To do
Can you transcribe the data exactly? Leave the pictures out.

Records for this exercise
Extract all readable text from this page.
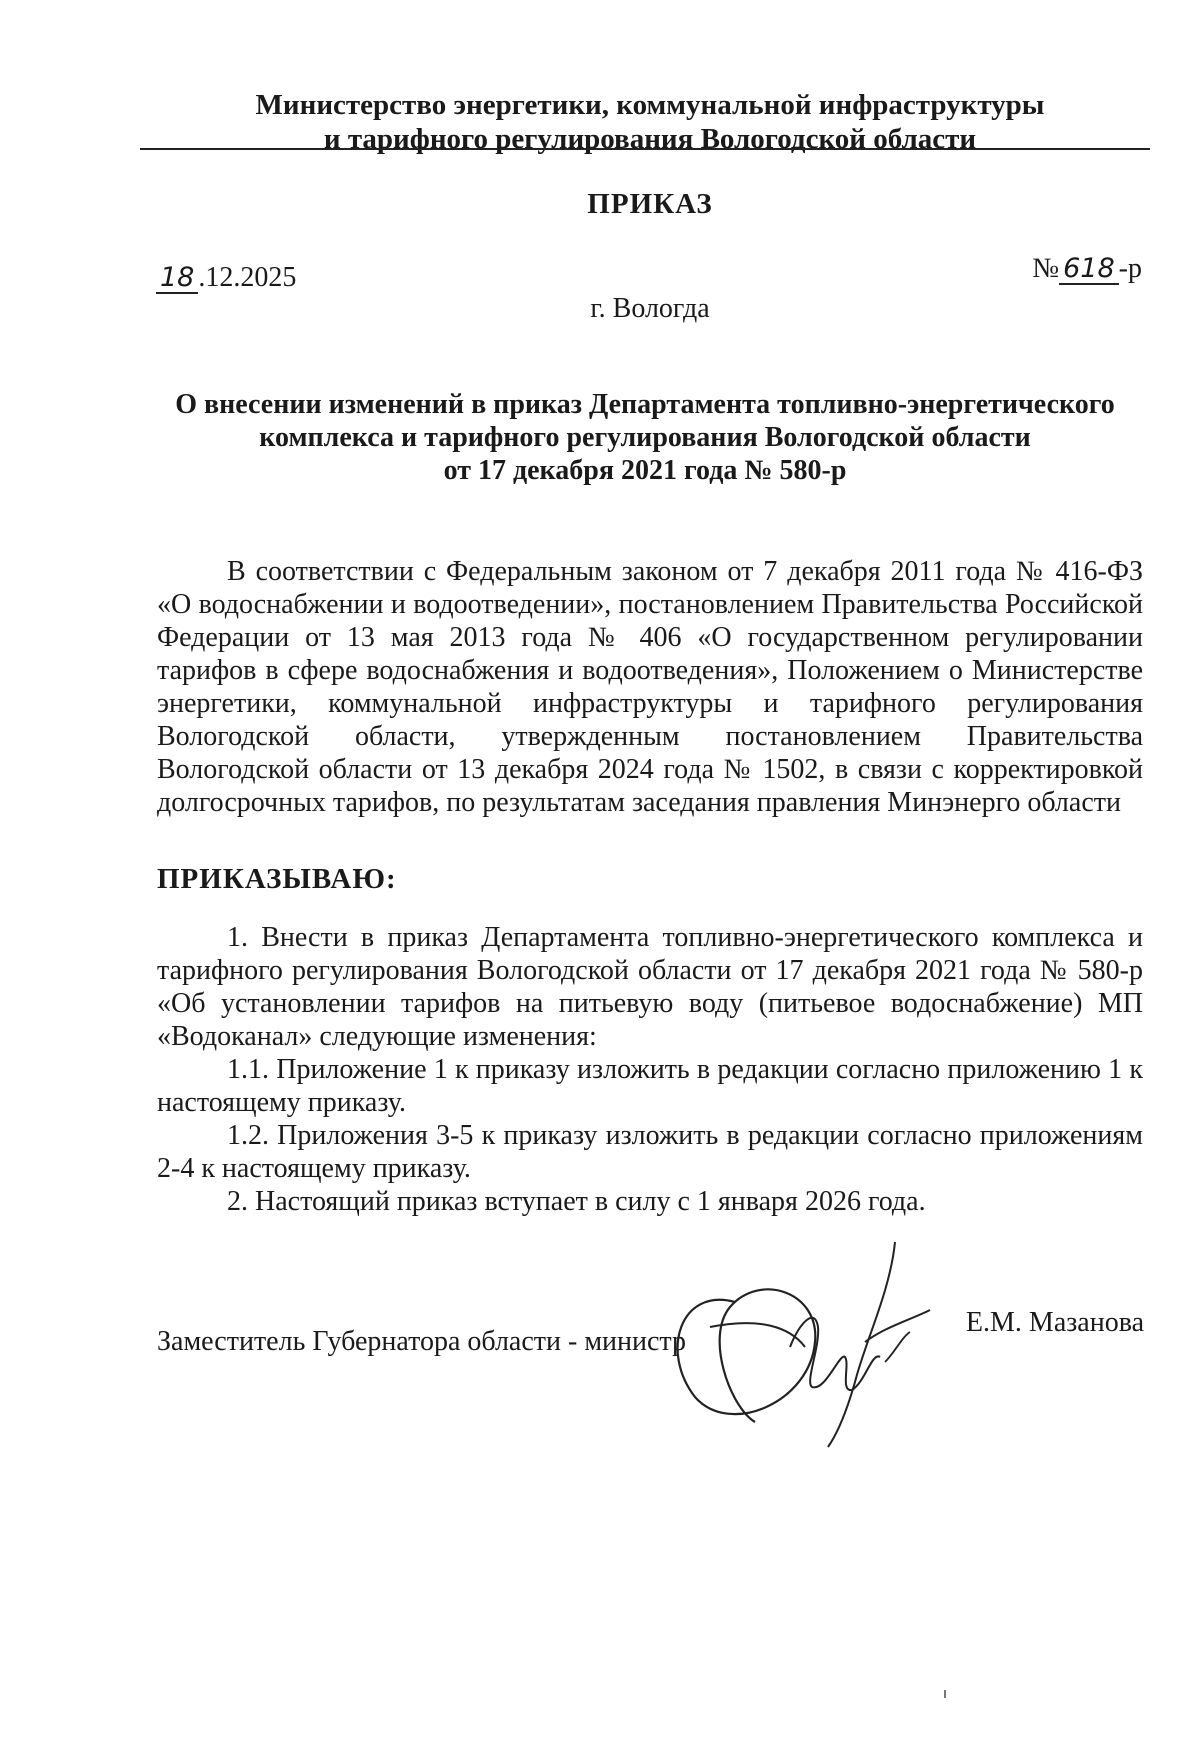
Министерство энергетики, коммунальной инфраструктуры
и тарифного регулирования Вологодской области
ПРИКАЗ
18 .12.2025	№ 618 -р
г. Вологда
О внесении изменений в приказ Департамента топливно-энергетического
комплекса и тарифного регулирования Вологодской области
от 17 декабря 2021 года № 580-р
В соответствии с Федеральным законом от 7 декабря 2011 года № 416-ФЗ «О водоснабжении и водоотведении», постановлением Правительства Российской Федерации от 13 мая 2013 года № 406 «О государственном регулировании тарифов в сфере водоснабжения и водоотведения», Положением о Министерстве энергетики, коммунальной инфраструктуры и тарифного регулирования Вологодской области, утвержденным постановлением Правительства Вологодской области от 13 декабря 2024 года № 1502, в связи с корректировкой долгосрочных тарифов, по результатам заседания правления Минэнерго области
ПРИКАЗЫВАЮ:

1. Внести в приказ Департамента топливно-энергетического комплекса и тарифного регулирования Вологодской области от 17 декабря 2021 года № 580-р «Об установлении тарифов на питьевую воду (питьевое водоснабжение) МП «Водоканал» следующие изменения:

1.1. Приложение 1 к приказу изложить в редакции согласно приложению 1 к настоящему приказу.

1.2. Приложения 3-5 к приказу изложить в редакции согласно приложениям 2-4 к настоящему приказу.

2. Настоящий приказ вступает в силу с 1 января 2026 года.

Заместитель Губернатора области - министр
Е.М. Мазанова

Task response
Extract all readable text from this page.
Министерство энергетики, коммунальной инфраструктуры
и тарифного регулирования Вологодской области
ПРИКАЗ
18 .12.2025	№ 618 -р
г. Вологда
О внесении изменений в приказ Департамента топливно-энергетического
комплекса и тарифного регулирования Вологодской области
от 17 декабря 2021 года № 580-р
В соответствии с Федеральным законом от 7 декабря 2011 года № 416-ФЗ «О водоснабжении и водоотведении», постановлением Правительства Российской Федерации от 13 мая 2013 года № 406 «О государственном регулировании тарифов в сфере водоснабжения и водоотведения», Положением о Министерстве энергетики, коммунальной инфраструктуры и тарифного регулирования Вологодской области, утвержденным постановлением Правительства Вологодской области от 13 декабря 2024 года № 1502, в связи с корректировкой долгосрочных тарифов, по результатам заседания правления Минэнерго области
ПРИКАЗЫВАЮ:

1. Внести в приказ Департамента топливно-энергетического комплекса и тарифного регулирования Вологодской области от 17 декабря 2021 года № 580-р «Об установлении тарифов на питьевую воду (питьевое водоснабжение) МП «Водоканал» следующие изменения:

1.1. Приложение 1 к приказу изложить в редакции согласно приложению 1 к настоящему приказу.

1.2. Приложения 3-5 к приказу изложить в редакции согласно приложениям 2-4 к настоящему приказу.

2. Настоящий приказ вступает в силу с 1 января 2026 года.

Заместитель Губернатора области - министр
Е.М. Мазанова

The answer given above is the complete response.